== Data lines
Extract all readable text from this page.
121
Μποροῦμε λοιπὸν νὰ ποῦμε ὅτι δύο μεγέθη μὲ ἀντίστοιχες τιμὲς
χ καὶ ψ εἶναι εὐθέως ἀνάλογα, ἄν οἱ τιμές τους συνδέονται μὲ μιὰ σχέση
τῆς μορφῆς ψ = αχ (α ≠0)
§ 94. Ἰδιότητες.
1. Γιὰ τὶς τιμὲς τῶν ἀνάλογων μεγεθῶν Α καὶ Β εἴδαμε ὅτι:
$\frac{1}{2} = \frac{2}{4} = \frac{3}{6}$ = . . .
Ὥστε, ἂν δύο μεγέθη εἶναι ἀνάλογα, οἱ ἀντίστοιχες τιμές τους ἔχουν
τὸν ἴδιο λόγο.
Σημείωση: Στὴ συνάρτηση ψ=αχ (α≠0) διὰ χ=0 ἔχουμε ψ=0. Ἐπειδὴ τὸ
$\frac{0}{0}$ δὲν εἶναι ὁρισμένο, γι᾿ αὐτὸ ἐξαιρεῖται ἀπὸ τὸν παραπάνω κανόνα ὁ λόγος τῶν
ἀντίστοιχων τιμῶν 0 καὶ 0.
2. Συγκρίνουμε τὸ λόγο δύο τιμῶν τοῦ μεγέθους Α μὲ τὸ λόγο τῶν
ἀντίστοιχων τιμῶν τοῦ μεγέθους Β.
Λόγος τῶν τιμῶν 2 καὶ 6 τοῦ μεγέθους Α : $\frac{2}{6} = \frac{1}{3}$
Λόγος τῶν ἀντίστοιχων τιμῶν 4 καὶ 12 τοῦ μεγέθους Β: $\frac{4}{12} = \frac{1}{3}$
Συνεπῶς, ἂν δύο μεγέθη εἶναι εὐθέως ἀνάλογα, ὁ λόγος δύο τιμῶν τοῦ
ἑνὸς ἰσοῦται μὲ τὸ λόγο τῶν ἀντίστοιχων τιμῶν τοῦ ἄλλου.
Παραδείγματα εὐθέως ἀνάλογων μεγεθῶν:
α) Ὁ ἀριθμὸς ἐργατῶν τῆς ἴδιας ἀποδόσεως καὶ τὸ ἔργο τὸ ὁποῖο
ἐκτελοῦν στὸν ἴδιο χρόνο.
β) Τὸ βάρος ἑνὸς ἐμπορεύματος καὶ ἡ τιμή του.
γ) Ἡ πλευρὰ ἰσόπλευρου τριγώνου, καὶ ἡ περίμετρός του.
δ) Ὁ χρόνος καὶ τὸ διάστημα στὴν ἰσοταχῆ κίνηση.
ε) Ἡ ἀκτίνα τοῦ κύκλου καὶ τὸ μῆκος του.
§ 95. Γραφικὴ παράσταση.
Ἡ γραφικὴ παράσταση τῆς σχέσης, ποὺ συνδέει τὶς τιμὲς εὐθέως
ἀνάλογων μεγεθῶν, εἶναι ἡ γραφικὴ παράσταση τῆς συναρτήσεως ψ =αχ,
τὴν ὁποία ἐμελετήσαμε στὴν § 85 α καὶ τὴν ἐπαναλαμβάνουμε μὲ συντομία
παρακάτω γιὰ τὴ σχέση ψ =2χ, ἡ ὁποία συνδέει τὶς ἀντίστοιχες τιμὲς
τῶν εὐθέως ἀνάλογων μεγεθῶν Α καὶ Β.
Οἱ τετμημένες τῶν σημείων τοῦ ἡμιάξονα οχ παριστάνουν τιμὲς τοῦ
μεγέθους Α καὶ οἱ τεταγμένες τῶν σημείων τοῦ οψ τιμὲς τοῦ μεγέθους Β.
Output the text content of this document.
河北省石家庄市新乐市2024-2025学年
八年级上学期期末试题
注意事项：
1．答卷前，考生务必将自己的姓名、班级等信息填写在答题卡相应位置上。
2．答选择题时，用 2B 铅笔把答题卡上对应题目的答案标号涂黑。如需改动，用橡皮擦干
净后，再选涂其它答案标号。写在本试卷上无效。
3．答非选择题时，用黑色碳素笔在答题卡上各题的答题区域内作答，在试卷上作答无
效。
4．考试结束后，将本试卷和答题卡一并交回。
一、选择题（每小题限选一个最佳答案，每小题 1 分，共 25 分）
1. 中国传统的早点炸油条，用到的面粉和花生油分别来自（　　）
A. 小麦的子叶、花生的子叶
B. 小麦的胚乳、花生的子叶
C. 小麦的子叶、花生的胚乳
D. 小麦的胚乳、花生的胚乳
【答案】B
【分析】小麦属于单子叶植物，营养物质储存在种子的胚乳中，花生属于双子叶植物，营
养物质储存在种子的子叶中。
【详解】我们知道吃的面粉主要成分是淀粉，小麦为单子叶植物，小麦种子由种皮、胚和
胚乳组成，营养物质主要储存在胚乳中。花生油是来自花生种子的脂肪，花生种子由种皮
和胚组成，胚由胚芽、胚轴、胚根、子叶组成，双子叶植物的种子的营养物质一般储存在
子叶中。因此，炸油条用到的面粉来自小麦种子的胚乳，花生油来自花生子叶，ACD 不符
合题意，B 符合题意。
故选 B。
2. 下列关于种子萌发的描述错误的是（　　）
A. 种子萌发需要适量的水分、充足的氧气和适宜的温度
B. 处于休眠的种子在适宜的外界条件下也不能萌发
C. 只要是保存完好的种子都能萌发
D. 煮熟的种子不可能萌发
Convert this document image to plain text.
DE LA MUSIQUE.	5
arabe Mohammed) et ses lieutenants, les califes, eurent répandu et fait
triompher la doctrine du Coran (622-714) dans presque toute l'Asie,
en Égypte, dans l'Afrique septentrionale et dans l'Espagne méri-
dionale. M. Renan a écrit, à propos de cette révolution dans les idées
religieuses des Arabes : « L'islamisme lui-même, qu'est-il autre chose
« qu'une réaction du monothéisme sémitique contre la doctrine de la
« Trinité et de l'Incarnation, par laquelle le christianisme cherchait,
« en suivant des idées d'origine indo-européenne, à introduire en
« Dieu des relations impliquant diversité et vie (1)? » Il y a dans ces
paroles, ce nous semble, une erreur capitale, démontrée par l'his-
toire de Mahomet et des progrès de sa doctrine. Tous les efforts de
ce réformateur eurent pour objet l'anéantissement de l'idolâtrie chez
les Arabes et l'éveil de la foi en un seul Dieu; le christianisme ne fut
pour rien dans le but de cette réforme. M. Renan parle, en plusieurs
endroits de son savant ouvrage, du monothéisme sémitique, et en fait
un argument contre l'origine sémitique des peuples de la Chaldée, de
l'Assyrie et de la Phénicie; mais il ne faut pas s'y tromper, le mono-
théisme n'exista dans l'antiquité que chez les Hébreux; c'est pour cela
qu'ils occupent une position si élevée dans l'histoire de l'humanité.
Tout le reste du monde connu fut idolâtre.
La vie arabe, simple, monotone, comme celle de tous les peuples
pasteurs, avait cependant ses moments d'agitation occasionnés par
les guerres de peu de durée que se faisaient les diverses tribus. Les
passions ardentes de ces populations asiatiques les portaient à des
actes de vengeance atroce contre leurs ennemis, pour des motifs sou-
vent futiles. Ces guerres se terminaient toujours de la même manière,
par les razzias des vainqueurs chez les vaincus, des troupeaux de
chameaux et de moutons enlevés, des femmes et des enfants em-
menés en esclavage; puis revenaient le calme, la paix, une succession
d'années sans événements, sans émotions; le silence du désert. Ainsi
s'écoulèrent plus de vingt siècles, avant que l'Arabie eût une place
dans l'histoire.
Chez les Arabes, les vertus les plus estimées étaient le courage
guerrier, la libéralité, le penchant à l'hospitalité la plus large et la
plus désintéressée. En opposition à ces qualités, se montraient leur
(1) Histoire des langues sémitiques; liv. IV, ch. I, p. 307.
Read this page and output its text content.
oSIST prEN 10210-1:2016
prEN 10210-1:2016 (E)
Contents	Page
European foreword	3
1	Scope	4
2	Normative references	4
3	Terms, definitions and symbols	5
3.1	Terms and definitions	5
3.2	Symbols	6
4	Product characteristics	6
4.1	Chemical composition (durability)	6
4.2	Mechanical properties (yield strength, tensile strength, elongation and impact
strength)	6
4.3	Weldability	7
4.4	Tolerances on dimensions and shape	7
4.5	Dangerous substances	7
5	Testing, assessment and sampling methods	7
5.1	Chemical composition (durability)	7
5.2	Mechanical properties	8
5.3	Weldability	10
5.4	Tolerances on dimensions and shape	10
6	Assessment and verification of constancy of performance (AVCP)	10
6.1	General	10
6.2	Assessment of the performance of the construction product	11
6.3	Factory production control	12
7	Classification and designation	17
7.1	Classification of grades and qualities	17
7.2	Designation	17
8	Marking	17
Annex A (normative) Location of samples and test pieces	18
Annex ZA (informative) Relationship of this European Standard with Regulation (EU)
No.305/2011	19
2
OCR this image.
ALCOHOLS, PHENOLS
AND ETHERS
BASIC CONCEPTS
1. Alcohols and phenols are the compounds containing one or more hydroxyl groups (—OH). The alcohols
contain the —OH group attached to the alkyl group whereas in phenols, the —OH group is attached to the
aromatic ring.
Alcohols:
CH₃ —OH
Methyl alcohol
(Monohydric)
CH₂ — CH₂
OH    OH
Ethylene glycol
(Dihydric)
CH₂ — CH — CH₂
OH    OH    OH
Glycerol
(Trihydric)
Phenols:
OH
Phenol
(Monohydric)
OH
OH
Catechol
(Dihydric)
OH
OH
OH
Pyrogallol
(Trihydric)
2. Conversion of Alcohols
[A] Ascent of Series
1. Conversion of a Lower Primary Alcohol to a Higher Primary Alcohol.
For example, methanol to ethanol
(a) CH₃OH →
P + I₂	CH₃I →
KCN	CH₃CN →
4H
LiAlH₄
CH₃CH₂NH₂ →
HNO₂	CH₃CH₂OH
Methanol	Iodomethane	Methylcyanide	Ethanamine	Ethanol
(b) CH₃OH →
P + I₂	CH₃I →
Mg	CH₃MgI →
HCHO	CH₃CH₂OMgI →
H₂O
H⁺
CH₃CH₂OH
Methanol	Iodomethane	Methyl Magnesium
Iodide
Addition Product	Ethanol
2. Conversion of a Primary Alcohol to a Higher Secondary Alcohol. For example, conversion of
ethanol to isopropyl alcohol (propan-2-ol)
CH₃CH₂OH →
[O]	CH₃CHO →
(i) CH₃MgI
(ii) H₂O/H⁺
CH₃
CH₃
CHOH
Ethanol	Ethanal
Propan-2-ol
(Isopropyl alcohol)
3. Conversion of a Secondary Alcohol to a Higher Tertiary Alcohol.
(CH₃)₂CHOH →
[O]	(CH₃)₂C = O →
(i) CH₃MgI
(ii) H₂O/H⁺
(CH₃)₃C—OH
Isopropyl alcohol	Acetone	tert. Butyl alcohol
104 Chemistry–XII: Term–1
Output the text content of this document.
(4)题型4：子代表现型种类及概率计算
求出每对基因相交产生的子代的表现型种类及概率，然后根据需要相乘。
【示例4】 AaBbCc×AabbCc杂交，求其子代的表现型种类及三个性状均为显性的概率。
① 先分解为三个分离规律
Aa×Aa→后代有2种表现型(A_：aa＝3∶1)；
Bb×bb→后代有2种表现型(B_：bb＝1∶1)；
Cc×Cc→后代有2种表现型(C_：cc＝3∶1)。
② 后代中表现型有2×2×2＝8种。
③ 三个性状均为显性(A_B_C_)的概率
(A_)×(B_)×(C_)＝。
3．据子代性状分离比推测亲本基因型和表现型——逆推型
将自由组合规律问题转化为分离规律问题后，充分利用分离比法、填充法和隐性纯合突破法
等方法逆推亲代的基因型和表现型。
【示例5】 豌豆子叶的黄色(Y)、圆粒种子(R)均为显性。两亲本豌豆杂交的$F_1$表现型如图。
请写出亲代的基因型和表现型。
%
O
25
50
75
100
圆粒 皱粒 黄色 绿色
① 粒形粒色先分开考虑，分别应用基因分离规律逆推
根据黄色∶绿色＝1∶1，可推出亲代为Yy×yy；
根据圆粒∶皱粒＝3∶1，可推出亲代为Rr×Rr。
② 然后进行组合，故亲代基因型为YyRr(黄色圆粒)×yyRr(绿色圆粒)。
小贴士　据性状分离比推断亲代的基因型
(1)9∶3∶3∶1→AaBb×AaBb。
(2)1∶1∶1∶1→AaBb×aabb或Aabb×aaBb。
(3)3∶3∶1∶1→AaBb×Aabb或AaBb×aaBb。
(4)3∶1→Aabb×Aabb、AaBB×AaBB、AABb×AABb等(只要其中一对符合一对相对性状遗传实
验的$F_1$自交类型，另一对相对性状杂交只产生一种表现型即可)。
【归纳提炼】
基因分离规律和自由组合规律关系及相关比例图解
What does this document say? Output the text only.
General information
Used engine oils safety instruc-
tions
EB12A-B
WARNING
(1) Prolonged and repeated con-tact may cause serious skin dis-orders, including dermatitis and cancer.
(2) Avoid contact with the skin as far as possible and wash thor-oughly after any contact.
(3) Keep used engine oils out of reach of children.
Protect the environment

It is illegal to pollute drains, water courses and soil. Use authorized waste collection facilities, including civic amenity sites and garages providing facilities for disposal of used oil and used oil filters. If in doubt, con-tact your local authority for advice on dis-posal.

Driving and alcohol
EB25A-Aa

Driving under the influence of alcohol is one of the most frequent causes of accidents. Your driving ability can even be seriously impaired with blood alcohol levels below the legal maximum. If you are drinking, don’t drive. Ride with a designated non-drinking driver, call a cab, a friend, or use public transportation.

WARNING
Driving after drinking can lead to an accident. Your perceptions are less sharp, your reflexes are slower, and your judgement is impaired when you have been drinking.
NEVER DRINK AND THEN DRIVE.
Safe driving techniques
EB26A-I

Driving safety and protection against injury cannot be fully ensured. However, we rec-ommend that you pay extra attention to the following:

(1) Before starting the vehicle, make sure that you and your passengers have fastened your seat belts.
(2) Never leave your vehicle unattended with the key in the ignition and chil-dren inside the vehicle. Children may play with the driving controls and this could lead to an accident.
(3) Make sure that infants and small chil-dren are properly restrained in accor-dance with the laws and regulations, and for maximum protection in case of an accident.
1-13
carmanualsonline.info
====
Problem: Take each line of the material that contains the word "properties" and list it.

Result of this task:
4.2	Mechanical properties (yield strength, tensile strength, elongation and impact
5.2	Mechanical properties	8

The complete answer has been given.